→ Data in this exercise:

################

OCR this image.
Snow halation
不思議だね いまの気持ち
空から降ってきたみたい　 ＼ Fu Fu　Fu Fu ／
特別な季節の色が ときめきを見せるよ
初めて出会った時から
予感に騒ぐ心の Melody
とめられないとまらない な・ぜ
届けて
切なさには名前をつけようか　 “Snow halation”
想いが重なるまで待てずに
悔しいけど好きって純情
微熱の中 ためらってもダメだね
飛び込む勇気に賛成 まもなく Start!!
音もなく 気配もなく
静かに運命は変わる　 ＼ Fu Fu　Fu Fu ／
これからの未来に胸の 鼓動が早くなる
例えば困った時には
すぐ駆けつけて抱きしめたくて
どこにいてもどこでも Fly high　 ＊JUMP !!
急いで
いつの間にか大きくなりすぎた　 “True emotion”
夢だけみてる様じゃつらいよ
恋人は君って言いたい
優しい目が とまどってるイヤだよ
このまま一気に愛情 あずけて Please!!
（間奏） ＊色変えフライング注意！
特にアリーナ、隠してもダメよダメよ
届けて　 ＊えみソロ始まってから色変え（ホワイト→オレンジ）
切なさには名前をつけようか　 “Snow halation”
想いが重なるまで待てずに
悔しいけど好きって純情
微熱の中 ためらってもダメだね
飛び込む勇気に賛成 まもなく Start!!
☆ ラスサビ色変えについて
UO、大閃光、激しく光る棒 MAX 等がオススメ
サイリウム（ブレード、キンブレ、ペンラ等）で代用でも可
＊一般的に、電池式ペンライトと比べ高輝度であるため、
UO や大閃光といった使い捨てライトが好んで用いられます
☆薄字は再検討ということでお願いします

################

→ Task goal: Your task is to repeat the data exactly; please include every line.

→ Task result:
OCR this image.
Snow halation
不思議だね いまの気持ち
空から降ってきたみたい　 ＼ Fu Fu　Fu Fu ／
特別な季節の色が ときめきを見せるよ
初めて出会った時から
予感に騒ぐ心の Melody
とめられないとまらない な・ぜ
届けて
切なさには名前をつけようか　 “Snow halation”
想いが重なるまで待てずに
悔しいけど好きって純情
微熱の中 ためらってもダメだね
飛び込む勇気に賛成 まもなく Start!!
音もなく 気配もなく
静かに運命は変わる　 ＼ Fu Fu　Fu Fu ／
これからの未来に胸の 鼓動が早くなる
例えば困った時には
すぐ駆けつけて抱きしめたくて
どこにいてもどこでも Fly high　 ＊JUMP !!
急いで
いつの間にか大きくなりすぎた　 “True emotion”
夢だけみてる様じゃつらいよ
恋人は君って言いたい
優しい目が とまどってるイヤだよ
このまま一気に愛情 あずけて Please!!
（間奏） ＊色変えフライング注意！
特にアリーナ、隠してもダメよダメよ
届けて　 ＊えみソロ始まってから色変え（ホワイト→オレンジ）
切なさには名前をつけようか　 “Snow halation”
想いが重なるまで待てずに
悔しいけど好きって純情
微熱の中 ためらってもダメだね
飛び込む勇気に賛成 まもなく Start!!
☆ ラスサビ色変えについて
UO、大閃光、激しく光る棒 MAX 等がオススメ
サイリウム（ブレード、キンブレ、ペンラ等）で代用でも可
＊一般的に、電池式ペンライトと比べ高輝度であるため、
UO や大閃光といった使い捨てライトが好んで用いられます
☆薄字は再検討ということでお願いします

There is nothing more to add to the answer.